(What to produce)
Pick out each line of the records in which the word "triangle" appears.

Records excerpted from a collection
____________________

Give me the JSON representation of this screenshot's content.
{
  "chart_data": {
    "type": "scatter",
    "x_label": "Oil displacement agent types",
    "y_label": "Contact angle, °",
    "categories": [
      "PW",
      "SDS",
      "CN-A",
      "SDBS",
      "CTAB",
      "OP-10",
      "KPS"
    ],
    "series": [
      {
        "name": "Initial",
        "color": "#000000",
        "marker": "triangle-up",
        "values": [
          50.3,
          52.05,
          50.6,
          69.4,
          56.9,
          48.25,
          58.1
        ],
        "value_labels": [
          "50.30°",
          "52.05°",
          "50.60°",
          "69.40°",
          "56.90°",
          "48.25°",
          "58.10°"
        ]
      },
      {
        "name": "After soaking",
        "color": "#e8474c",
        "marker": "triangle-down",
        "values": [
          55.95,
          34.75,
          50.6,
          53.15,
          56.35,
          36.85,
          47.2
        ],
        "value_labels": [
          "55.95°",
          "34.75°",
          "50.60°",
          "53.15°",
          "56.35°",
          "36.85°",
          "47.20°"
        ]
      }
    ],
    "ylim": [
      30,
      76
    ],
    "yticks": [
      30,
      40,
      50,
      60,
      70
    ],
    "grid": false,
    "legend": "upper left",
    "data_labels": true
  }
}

____________________

(Problem solution)
        "marker": "triangle-up",
        "marker": "triangle-down",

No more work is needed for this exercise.